● **Problem details**:
Each line of the listing that contains the word "Yangling" is to be copied.
:::
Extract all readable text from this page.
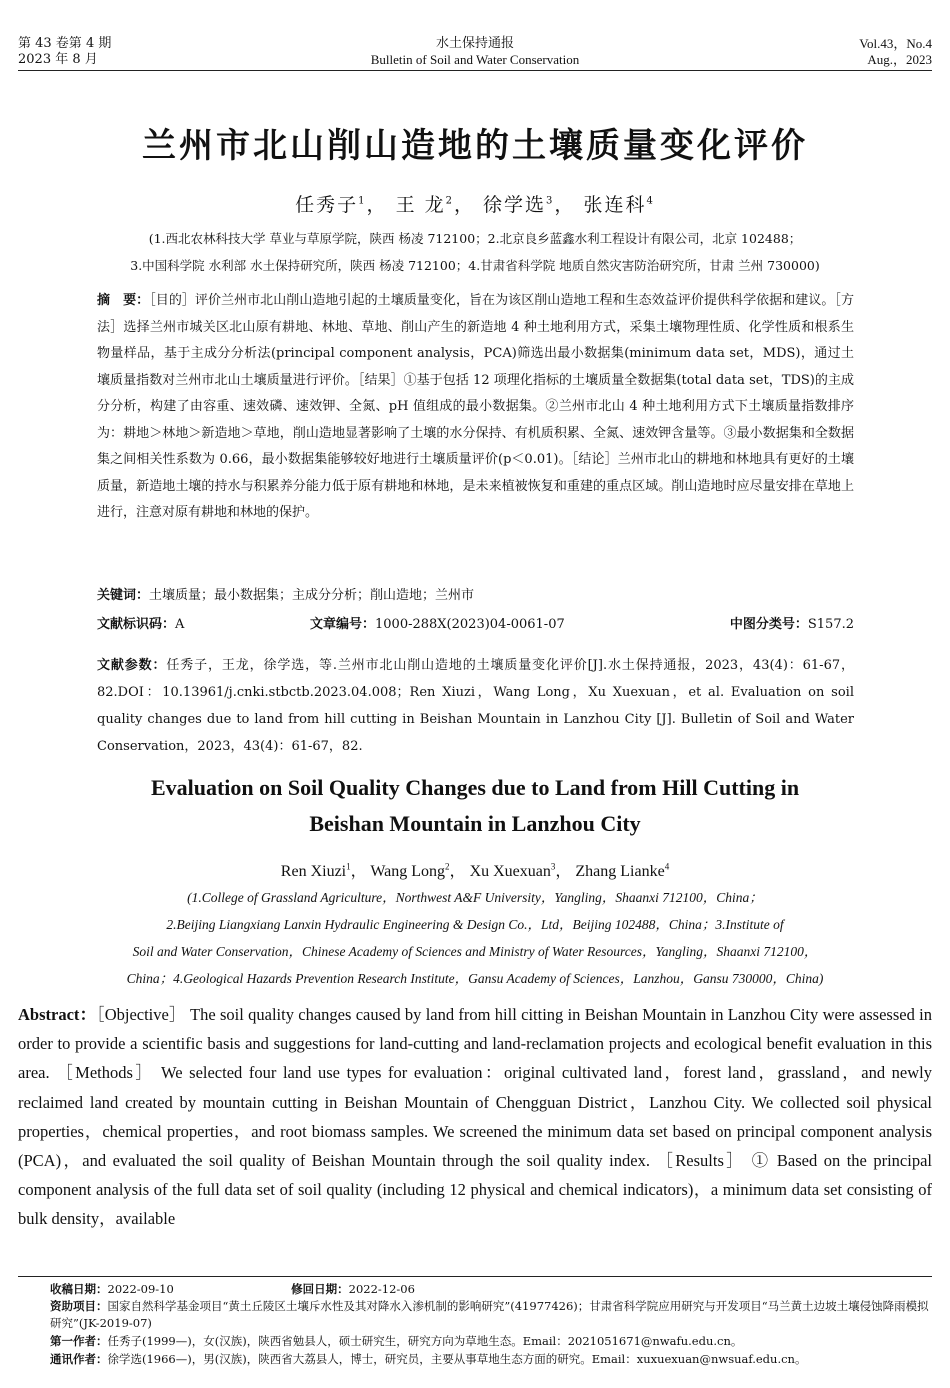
第 43 卷第 4 期
2023 年 8 月
水土保持通报
Bulletin of Soil and Water Conservation
Vol.43，No.4
Aug.，2023
兰州市北山削山造地的土壤质量变化评价
任秀子$^1$， 王 龙$^2$， 徐学选$^3$， 张连科$^4$
(1.西北农林科技大学 草业与草原学院，陕西 杨凌 712100；2.北京良乡蓝鑫水利工程设计有限公司，北京 102488；
3.中国科学院 水利部 水土保持研究所，陕西 杨凌 712100；4.甘肃省科学院 地质自然灾害防治研究所，甘肃 兰州 730000)
摘　要：［目的］评价兰州市北山削山造地引起的土壤质量变化，旨在为该区削山造地工程和生态效益评价提供科学依据和建议。［方法］选择兰州市城关区北山原有耕地、林地、草地、削山产生的新造地 4 种土地利用方式，采集土壤物理性质、化学性质和根系生物量样品，基于主成分分析法(principal component analysis，PCA)筛选出最小数据集(minimum data set，MDS)，通过土壤质量指数对兰州市北山土壤质量进行评价。［结果］①基于包括 12 项理化指标的土壤质量全数据集(total data set，TDS)的主成分分析，构建了由容重、速效磷、速效钾、全氮、pH 值组成的最小数据集。②兰州市北山 4 种土地利用方式下土壤质量指数排序为：耕地＞林地＞新造地＞草地，削山造地显著影响了土壤的水分保持、有机质积累、全氮、速效钾含量等。③最小数据集和全数据集之间相关性系数为 0.66，最小数据集能够较好地进行土壤质量评价(p＜0.01)。［结论］兰州市北山的耕地和林地具有更好的土壤质量，新造地土壤的持水与积累养分能力低于原有耕地和林地，是未来植被恢复和重建的重点区域。削山造地时应尽量安排在草地上进行，注意对原有耕地和林地的保护。
关键词：土壤质量；最小数据集；主成分分析；削山造地；兰州市
文献标识码：A	文章编号：1000-288X(2023)04-0061-07	中图分类号：S157.2
文献参数：任秀子，王龙，徐学选，等.兰州市北山削山造地的土壤质量变化评价[J].水土保持通报，2023，43(4)：61-67，82.DOI：10.13961/j.cnki.stbctb.2023.04.008；Ren Xiuzi，Wang Long，Xu Xuexuan，et al. Evaluation on soil quality changes due to land from hill cutting in Beishan Mountain in Lanzhou City [J]. Bulletin of Soil and Water Conservation，2023，43(4)：61-67，82.
Evaluation on Soil Quality Changes due to Land from Hill Cutting in
Beishan Mountain in Lanzhou City
Ren Xiuzi$^1$， Wang Long$^2$， Xu Xuexuan$^3$， Zhang Lianke$^4$
(1.College of Grassland Agriculture，Northwest A&F University，Yangling，Shaanxi 712100，China；
2.Beijing Liangxiang Lanxin Hydraulic Engineering & Design Co.，Ltd，Beijing 102488，China；3.Institute of
Soil and Water Conservation，Chinese Academy of Sciences and Ministry of Water Resources，Yangling，Shaanxi 712100，
China；4.Geological Hazards Prevention Research Institute，Gansu Academy of Sciences，Lanzhou，Gansu 730000，China)
Abstract：［Objective］ The soil quality changes caused by land from hill citting in Beishan Mountain in Lanzhou City were assessed in order to provide a scientific basis and suggestions for land-cutting and land-reclamation projects and ecological benefit evaluation in this area. ［Methods］ We selected four land use types for evaluation：original cultivated land，forest land，grassland，and newly reclaimed land created by mountain cutting in Beishan Mountain of Chengguan District，Lanzhou City. We collected soil physical properties，chemical properties，and root biomass samples. We screened the minimum data set based on principal component analysis (PCA)，and evaluated the soil quality of Beishan Mountain through the soil quality index. ［Results］ ① Based on the principal component analysis of the full data set of soil quality (including 12 physical and chemical indicators)，a minimum data set consisting of bulk density，available
收稿日期：2022-09-10	修回日期：2022-12-06
资助项目：国家自然科学基金项目“黄土丘陵区土壤斥水性及其对降水入渗机制的影响研究”(41977426)；甘肃省科学院应用研究与开发项目“马兰黄土边坡土壤侵蚀降雨模拟研究”(JK-2019-07)
第一作者：任秀子(1999—)，女(汉族)，陕西省勉县人，硕士研究生，研究方向为草地生态。Email：2021051671@nwafu.edu.cn。
通讯作者：徐学选(1966—)，男(汉族)，陕西省大荔县人，博士，研究员，主要从事草地生态方面的研究。Email：xuxuexuan@nwsuaf.edu.cn。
:::
● **Solution to this problem**:
(1.College of Grassland Agriculture，Northwest A&F University，Yangling，Shaanxi 712100，China；
Soil and Water Conservation，Chinese Academy of Sciences and Ministry of Water Resources，Yangling，Shaanxi 712100，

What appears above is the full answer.